** START DATA SUPPLIED **

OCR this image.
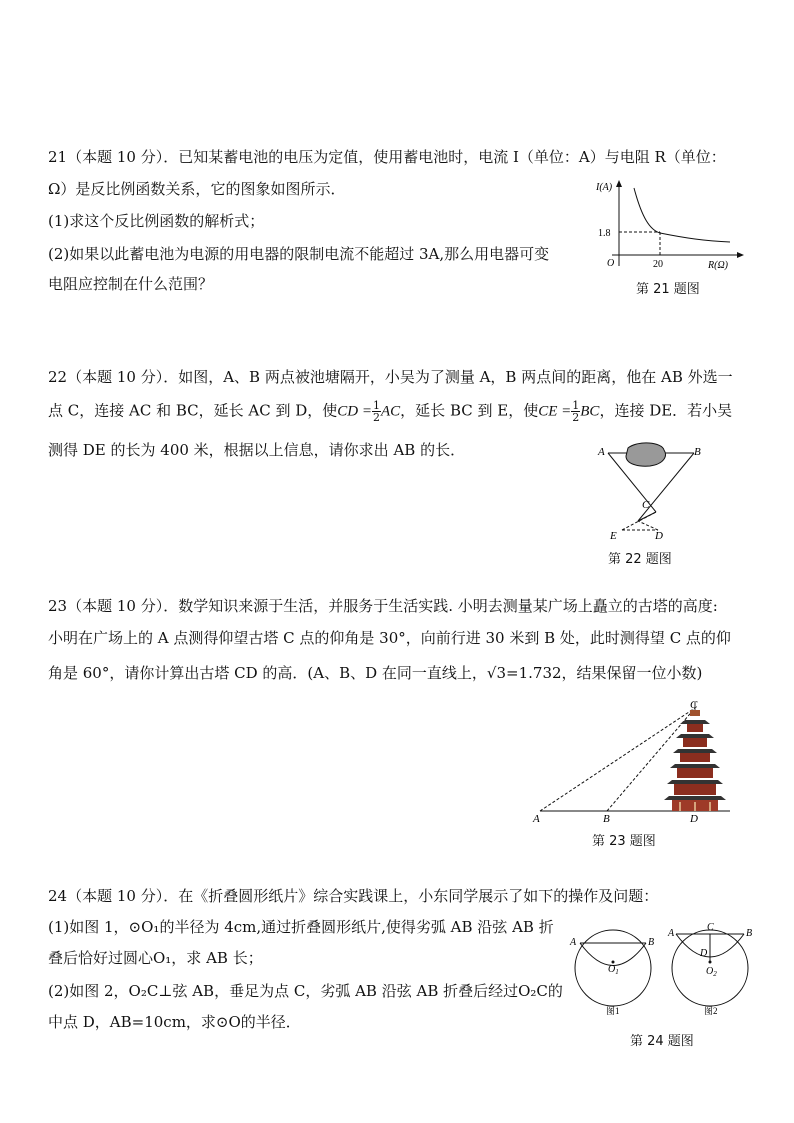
21（本题 10 分）．已知某蓄电池的电压为定值，使用蓄电池时，电流 I（单位：A）与电阻 R（单位：
Ω）是反比例函数关系，它的图象如图所示．
(1)求这个反比例函数的解析式；
(2)如果以此蓄电池为电源的用电器的限制电流不能超过 3A,那么用电器可变
电阻应控制在什么范围？
I(A)
R(Ω)
O
1.8
20
第 21 题图
22（本题 10 分）．如图，A、B 两点被池塘隔开，小吴为了测量 A，B 两点间的距离，他在 AB 外选一
点 C，连接 AC 和 BC，延长 AC 到 D，使CD = $\frac{1}{2}$ AC，延长 BC 到 E，使CE = $\frac{1}{2}$ BC，连接 DE．若小吴
测得 DE 的长为 400 米，根据以上信息，请你求出 AB 的长．	A	B
C
E	D
第 22 题图
23（本题 10 分）．数学知识来源于生活，并服务于生活实践. 小明去测量某广场上矗立的古塔的高度:
小明在广场上的 A 点测得仰望古塔 C 点的仰角是 30°，向前行进 30 米到 B 处，此时测得望 C 点的仰
角是 60°，请你计算出古塔 CD 的高．(A、B、D 在同一直线上，√3=1.732，结果保留一位小数)
A	B
C
D
第 23 题图
24（本题 10 分）．在《折叠圆形纸片》综合实践课上，小东同学展示了如下的操作及问题：
(1)如图 1，⊙O₁的半径为 4cm,通过折叠圆形纸片,使得劣弧 AB 沿弦 AB 折
叠后恰好过圆心O₁，求 AB 长；
(2)如图 2，O₂C⊥弦 AB，垂足为点 C，劣弧 AB 沿弦 AB 折叠后经过O₂C的
中点 D，AB=10cm，求⊙O的半径．
A	B
$O_1$
图1
A	B
C
D
$O_2$
图2
第 24 题图
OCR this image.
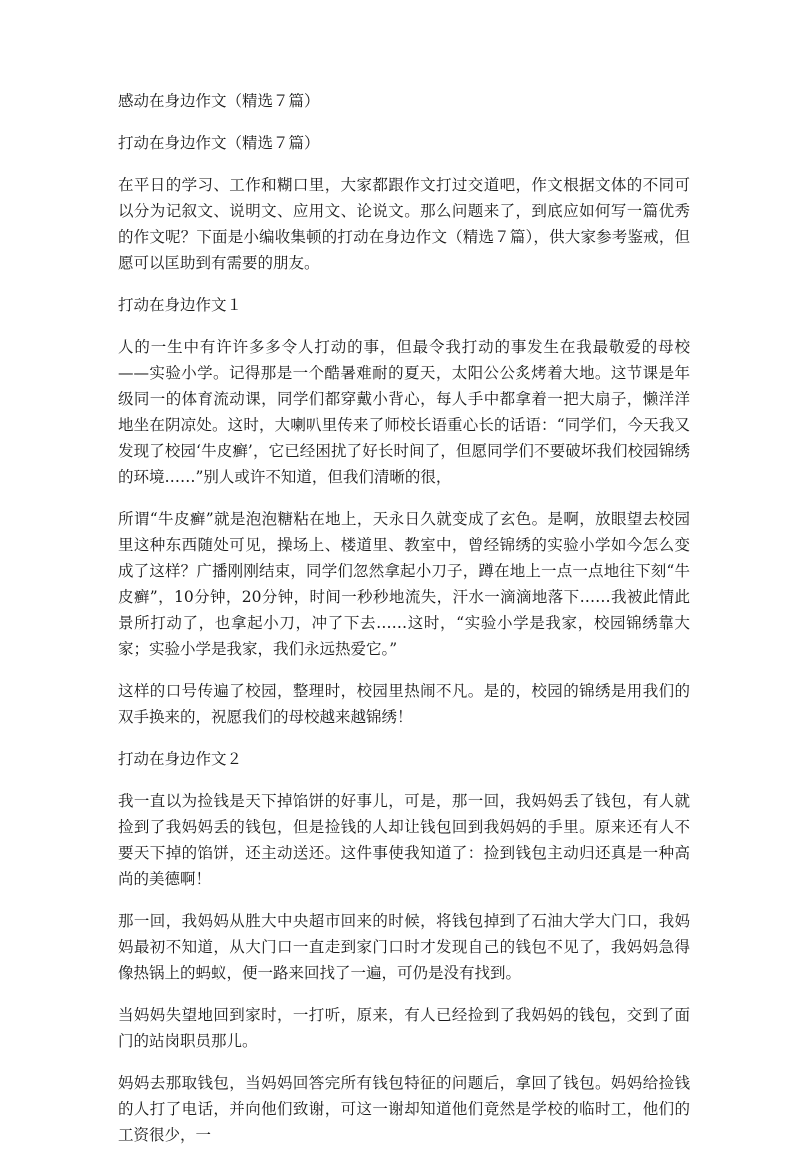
感动在身边作文（精选７篇）

打动在身边作文（精选７篇）

在平日的学习、工作和糊口里，大家都跟作文打过交道吧，作文根据文体的不同可以分为记叙文、说明文、应用文、论说文。那么问题来了，到底应如何写一篇优秀的作文呢？下面是小编收集顿的打动在身边作文（精选７篇），供大家参考鉴戒，但愿可以匡助到有需要的朋友。

打动在身边作文１

人的一生中有许许多多令人打动的事，但最令我打动的事发生在我最敬爱的母校——实验小学。记得那是一个酷暑难耐的夏天，太阳公公炙烤着大地。这节课是年级同一的体育流动课，同学们都穿戴小背心，每人手中都拿着一把大扇子，懒洋洋地坐在阴凉处。这时，大喇叭里传来了师校长语重心长的话语：“同学们，今天我又发现了校园‘牛皮癣’，它已经困扰了好长时间了，但愿同学们不要破坏我们校园锦绣的环境……”别人或许不知道，但我们清晰的很，

所谓“牛皮癣”就是泡泡糖粘在地上，天永日久就变成了玄色。是啊，放眼望去校园里这种东西随处可见，操场上、楼道里、教室中，曾经锦绣的实验小学如今怎么变成了这样？广播刚刚结束，同学们忽然拿起小刀子，蹲在地上一点一点地往下刻“牛皮癣”，10分钟，20分钟，时间一秒秒地流失，汗水一滴滴地落下……我被此情此景所打动了，也拿起小刀，冲了下去……这时，“实验小学是我家，校园锦绣靠大家；实验小学是我家，我们永远热爱它。”

这样的口号传遍了校园，整理时，校园里热闹不凡。是的，校园的锦绣是用我们的双手换来的，祝愿我们的母校越来越锦绣！

打动在身边作文２

我一直以为捡钱是天下掉馅饼的好事儿，可是，那一回，我妈妈丢了钱包，有人就捡到了我妈妈丢的钱包，但是捡钱的人却让钱包回到我妈妈的手里。原来还有人不要天下掉的馅饼，还主动送还。这件事使我知道了：捡到钱包主动归还真是一种高尚的美德啊！

那一回，我妈妈从胜大中央超市回来的时候，将钱包掉到了石油大学大门口，我妈妈最初不知道，从大门口一直走到家门口时才发现自己的钱包不见了，我妈妈急得像热锅上的蚂蚁，便一路来回找了一遍，可仍是没有找到。

当妈妈失望地回到家时，一打听，原来，有人已经捡到了我妈妈的钱包，交到了面门的站岗职员那儿。

妈妈去那取钱包，当妈妈回答完所有钱包特征的问题后，拿回了钱包。妈妈给捡钱的人打了电话，并向他们致谢，可这一谢却知道他们竟然是学校的临时工，他们的工资很少，一
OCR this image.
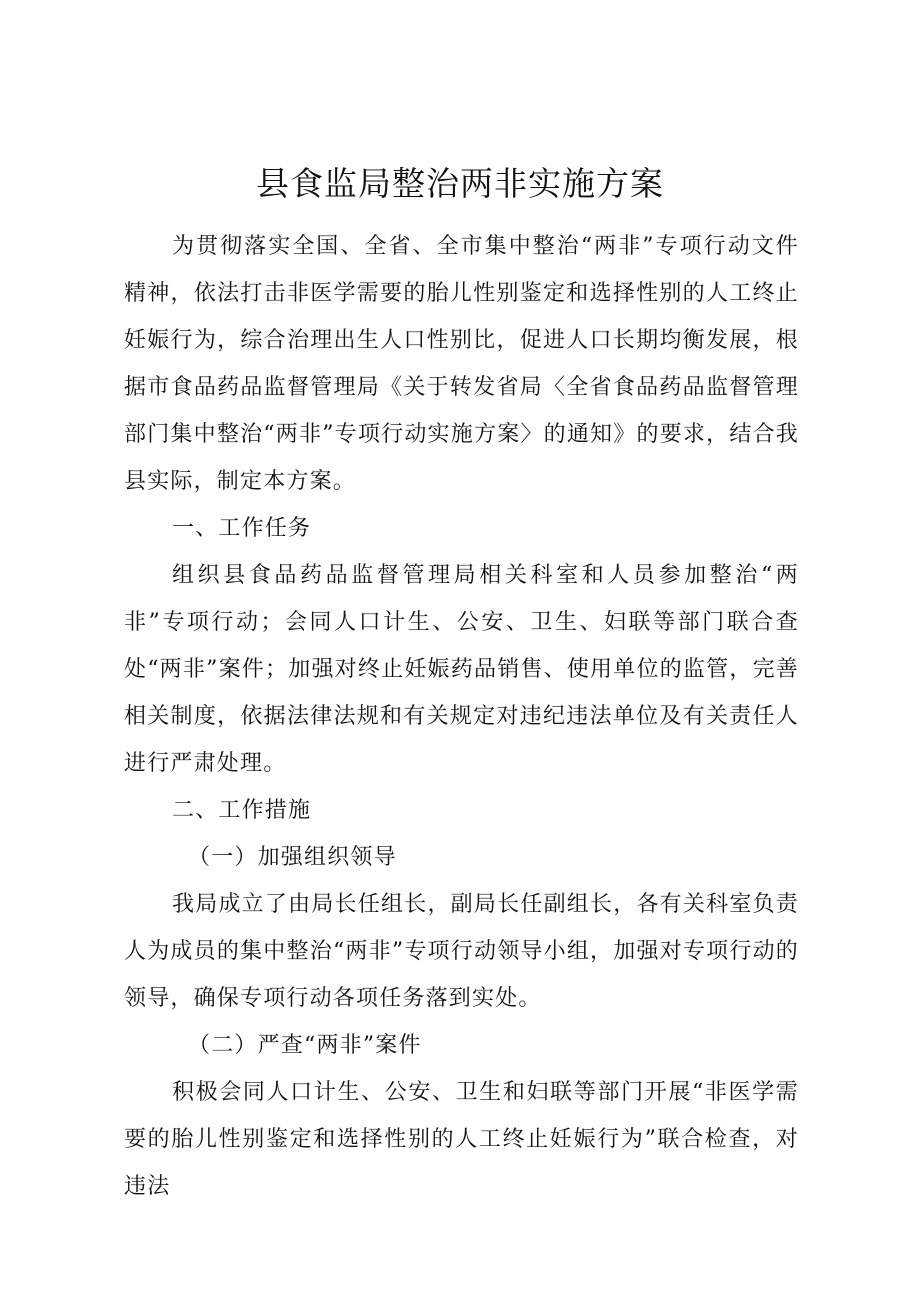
县食监局整治两非实施方案

为贯彻落实全国、全省、全市集中整治“两非”专项行动文件精神，依法打击非医学需要的胎儿性别鉴定和选择性别的人工终止妊娠行为，综合治理出生人口性别比，促进人口长期均衡发展，根据市食品药品监督管理局《关于转发省局〈全省食品药品监督管理部门集中整治“两非”专项行动实施方案〉的通知》的要求，结合我县实际，制定本方案。

一、工作任务

组织县食品药品监督管理局相关科室和人员参加整治“两非”专项行动；会同人口计生、公安、卫生、妇联等部门联合查处“两非”案件；加强对终止妊娠药品销售、使用单位的监管，完善相关制度，依据法律法规和有关规定对违纪违法单位及有关责任人进行严肃处理。

二、工作措施

（一）加强组织领导

我局成立了由局长任组长，副局长任副组长，各有关科室负责人为成员的集中整治“两非”专项行动领导小组，加强对专项行动的领导，确保专项行动各项任务落到实处。

（二）严查“两非”案件

积极会同人口计生、公安、卫生和妇联等部门开展“非医学需要的胎儿性别鉴定和选择性别的人工终止妊娠行为”联合检查，对违法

** END DATA SUPPLIED **

STATED GOAL – Print out the material word for word, omitting the pictures.

THE SOLUTION –
OCR this image.
21（本题 10 分）．已知某蓄电池的电压为定值，使用蓄电池时，电流 I（单位：A）与电阻 R（单位：
Ω）是反比例函数关系，它的图象如图所示．
(1)求这个反比例函数的解析式；
(2)如果以此蓄电池为电源的用电器的限制电流不能超过 3A,那么用电器可变
电阻应控制在什么范围？
I(A)
R(Ω)
O
1.8
20
第 21 题图
22（本题 10 分）．如图，A、B 两点被池塘隔开，小吴为了测量 A，B 两点间的距离，他在 AB 外选一
点 C，连接 AC 和 BC，延长 AC 到 D，使CD = $\frac{1}{2}$ AC，延长 BC 到 E，使CE = $\frac{1}{2}$ BC，连接 DE．若小吴
测得 DE 的长为 400 米，根据以上信息，请你求出 AB 的长．	A	B
C
E	D
第 22 题图
23（本题 10 分）．数学知识来源于生活，并服务于生活实践. 小明去测量某广场上矗立的古塔的高度:
小明在广场上的 A 点测得仰望古塔 C 点的仰角是 30°，向前行进 30 米到 B 处，此时测得望 C 点的仰
角是 60°，请你计算出古塔 CD 的高．(A、B、D 在同一直线上，√3=1.732，结果保留一位小数)
A	B
C
D
第 23 题图
24（本题 10 分）．在《折叠圆形纸片》综合实践课上，小东同学展示了如下的操作及问题：
(1)如图 1，⊙O₁的半径为 4cm,通过折叠圆形纸片,使得劣弧 AB 沿弦 AB 折
叠后恰好过圆心O₁，求 AB 长；
(2)如图 2，O₂C⊥弦 AB，垂足为点 C，劣弧 AB 沿弦 AB 折叠后经过O₂C的
中点 D，AB=10cm，求⊙O的半径．
A	B
$O_1$
图1
A	B
C
D
$O_2$
图2
第 24 题图
OCR this image.
感动在身边作文（精选７篇）

打动在身边作文（精选７篇）

在平日的学习、工作和糊口里，大家都跟作文打过交道吧，作文根据文体的不同可以分为记叙文、说明文、应用文、论说文。那么问题来了，到底应如何写一篇优秀的作文呢？下面是小编收集顿的打动在身边作文（精选７篇），供大家参考鉴戒，但愿可以匡助到有需要的朋友。

打动在身边作文１

人的一生中有许许多多令人打动的事，但最令我打动的事发生在我最敬爱的母校——实验小学。记得那是一个酷暑难耐的夏天，太阳公公炙烤着大地。这节课是年级同一的体育流动课，同学们都穿戴小背心，每人手中都拿着一把大扇子，懒洋洋地坐在阴凉处。这时，大喇叭里传来了师校长语重心长的话语：“同学们，今天我又发现了校园‘牛皮癣’，它已经困扰了好长时间了，但愿同学们不要破坏我们校园锦绣的环境……”别人或许不知道，但我们清晰的很，

所谓“牛皮癣”就是泡泡糖粘在地上，天永日久就变成了玄色。是啊，放眼望去校园里这种东西随处可见，操场上、楼道里、教室中，曾经锦绣的实验小学如今怎么变成了这样？广播刚刚结束，同学们忽然拿起小刀子，蹲在地上一点一点地往下刻“牛皮癣”，10分钟，20分钟，时间一秒秒地流失，汗水一滴滴地落下……我被此情此景所打动了，也拿起小刀，冲了下去……这时，“实验小学是我家，校园锦绣靠大家；实验小学是我家，我们永远热爱它。”

这样的口号传遍了校园，整理时，校园里热闹不凡。是的，校园的锦绣是用我们的双手换来的，祝愿我们的母校越来越锦绣！

打动在身边作文２

我一直以为捡钱是天下掉馅饼的好事儿，可是，那一回，我妈妈丢了钱包，有人就捡到了我妈妈丢的钱包，但是捡钱的人却让钱包回到我妈妈的手里。原来还有人不要天下掉的馅饼，还主动送还。这件事使我知道了：捡到钱包主动归还真是一种高尚的美德啊！

那一回，我妈妈从胜大中央超市回来的时候，将钱包掉到了石油大学大门口，我妈妈最初不知道，从大门口一直走到家门口时才发现自己的钱包不见了，我妈妈急得像热锅上的蚂蚁，便一路来回找了一遍，可仍是没有找到。

当妈妈失望地回到家时，一打听，原来，有人已经捡到了我妈妈的钱包，交到了面门的站岗职员那儿。

妈妈去那取钱包，当妈妈回答完所有钱包特征的问题后，拿回了钱包。妈妈给捡钱的人打了电话，并向他们致谢，可这一谢却知道他们竟然是学校的临时工，他们的工资很少，一
OCR this image.
县食监局整治两非实施方案

为贯彻落实全国、全省、全市集中整治“两非”专项行动文件精神，依法打击非医学需要的胎儿性别鉴定和选择性别的人工终止妊娠行为，综合治理出生人口性别比，促进人口长期均衡发展，根据市食品药品监督管理局《关于转发省局〈全省食品药品监督管理部门集中整治“两非”专项行动实施方案〉的通知》的要求，结合我县实际，制定本方案。

一、工作任务

组织县食品药品监督管理局相关科室和人员参加整治“两非”专项行动；会同人口计生、公安、卫生、妇联等部门联合查处“两非”案件；加强对终止妊娠药品销售、使用单位的监管，完善相关制度，依据法律法规和有关规定对违纪违法单位及有关责任人进行严肃处理。

二、工作措施

（一）加强组织领导

我局成立了由局长任组长，副局长任副组长，各有关科室负责人为成员的集中整治“两非”专项行动领导小组，加强对专项行动的领导，确保专项行动各项任务落到实处。

（二）严查“两非”案件

积极会同人口计生、公安、卫生和妇联等部门开展“非医学需要的胎儿性别鉴定和选择性别的人工终止妊娠行为”联合检查，对违法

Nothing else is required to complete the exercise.